▶ **THE DATA**
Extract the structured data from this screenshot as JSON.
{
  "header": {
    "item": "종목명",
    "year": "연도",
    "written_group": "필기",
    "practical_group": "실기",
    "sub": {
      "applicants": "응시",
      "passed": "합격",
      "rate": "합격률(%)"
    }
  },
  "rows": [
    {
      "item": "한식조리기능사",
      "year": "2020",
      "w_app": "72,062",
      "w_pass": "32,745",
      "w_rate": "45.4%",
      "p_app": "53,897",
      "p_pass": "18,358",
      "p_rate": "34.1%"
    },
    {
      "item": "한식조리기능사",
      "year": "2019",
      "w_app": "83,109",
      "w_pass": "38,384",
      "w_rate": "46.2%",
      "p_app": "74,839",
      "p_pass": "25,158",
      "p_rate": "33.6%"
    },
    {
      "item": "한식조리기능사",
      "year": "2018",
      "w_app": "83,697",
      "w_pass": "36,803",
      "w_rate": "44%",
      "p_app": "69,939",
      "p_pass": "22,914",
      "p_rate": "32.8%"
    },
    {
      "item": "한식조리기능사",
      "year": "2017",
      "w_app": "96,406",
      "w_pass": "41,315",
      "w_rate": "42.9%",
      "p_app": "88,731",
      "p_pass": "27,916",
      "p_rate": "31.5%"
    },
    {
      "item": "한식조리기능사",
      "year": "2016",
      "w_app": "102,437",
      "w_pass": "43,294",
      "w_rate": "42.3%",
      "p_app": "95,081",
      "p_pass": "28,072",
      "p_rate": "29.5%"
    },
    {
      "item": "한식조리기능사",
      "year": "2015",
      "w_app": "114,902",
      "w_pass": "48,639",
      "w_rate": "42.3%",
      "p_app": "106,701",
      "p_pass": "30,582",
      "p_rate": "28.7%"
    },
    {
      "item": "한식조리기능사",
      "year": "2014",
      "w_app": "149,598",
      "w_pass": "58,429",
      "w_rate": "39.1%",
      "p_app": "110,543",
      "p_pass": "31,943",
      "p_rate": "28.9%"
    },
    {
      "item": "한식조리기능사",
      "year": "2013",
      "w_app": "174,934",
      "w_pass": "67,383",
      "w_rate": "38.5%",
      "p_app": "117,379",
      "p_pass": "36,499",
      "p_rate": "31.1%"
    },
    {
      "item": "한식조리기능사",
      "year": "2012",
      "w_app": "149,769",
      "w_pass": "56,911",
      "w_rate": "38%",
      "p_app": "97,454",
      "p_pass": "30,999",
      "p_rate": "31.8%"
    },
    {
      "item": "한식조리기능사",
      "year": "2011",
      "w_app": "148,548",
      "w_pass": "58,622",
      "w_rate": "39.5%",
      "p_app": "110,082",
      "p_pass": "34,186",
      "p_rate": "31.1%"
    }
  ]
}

▶ **DIRECTIONS FOR THIS TASK**
Type out the whole listing above again, exactly as it stands.

▶ **COMPLETED TASK**
Extract the structured data from this screenshot as JSON.
{
  "header": {
    "item": "종목명",
    "year": "연도",
    "written_group": "필기",
    "practical_group": "실기",
    "sub": {
      "applicants": "응시",
      "passed": "합격",
      "rate": "합격률(%)"
    }
  },
  "rows": [
    {
      "item": "한식조리기능사",
      "year": "2020",
      "w_app": "72,062",
      "w_pass": "32,745",
      "w_rate": "45.4%",
      "p_app": "53,897",
      "p_pass": "18,358",
      "p_rate": "34.1%"
    },
    {
      "item": "한식조리기능사",
      "year": "2019",
      "w_app": "83,109",
      "w_pass": "38,384",
      "w_rate": "46.2%",
      "p_app": "74,839",
      "p_pass": "25,158",
      "p_rate": "33.6%"
    },
    {
      "item": "한식조리기능사",
      "year": "2018",
      "w_app": "83,697",
      "w_pass": "36,803",
      "w_rate": "44%",
      "p_app": "69,939",
      "p_pass": "22,914",
      "p_rate": "32.8%"
    },
    {
      "item": "한식조리기능사",
      "year": "2017",
      "w_app": "96,406",
      "w_pass": "41,315",
      "w_rate": "42.9%",
      "p_app": "88,731",
      "p_pass": "27,916",
      "p_rate": "31.5%"
    },
    {
      "item": "한식조리기능사",
      "year": "2016",
      "w_app": "102,437",
      "w_pass": "43,294",
      "w_rate": "42.3%",
      "p_app": "95,081",
      "p_pass": "28,072",
      "p_rate": "29.5%"
    },
    {
      "item": "한식조리기능사",
      "year": "2015",
      "w_app": "114,902",
      "w_pass": "48,639",
      "w_rate": "42.3%",
      "p_app": "106,701",
      "p_pass": "30,582",
      "p_rate": "28.7%"
    },
    {
      "item": "한식조리기능사",
      "year": "2014",
      "w_app": "149,598",
      "w_pass": "58,429",
      "w_rate": "39.1%",
      "p_app": "110,543",
      "p_pass": "31,943",
      "p_rate": "28.9%"
    },
    {
      "item": "한식조리기능사",
      "year": "2013",
      "w_app": "174,934",
      "w_pass": "67,383",
      "w_rate": "38.5%",
      "p_app": "117,379",
      "p_pass": "36,499",
      "p_rate": "31.1%"
    },
    {
      "item": "한식조리기능사",
      "year": "2012",
      "w_app": "149,769",
      "w_pass": "56,911",
      "w_rate": "38%",
      "p_app": "97,454",
      "p_pass": "30,999",
      "p_rate": "31.8%"
    },
    {
      "item": "한식조리기능사",
      "year": "2011",
      "w_app": "148,548",
      "w_pass": "58,622",
      "w_rate": "39.5%",
      "p_app": "110,082",
      "p_pass": "34,186",
      "p_rate": "31.1%"
    }
  ]
}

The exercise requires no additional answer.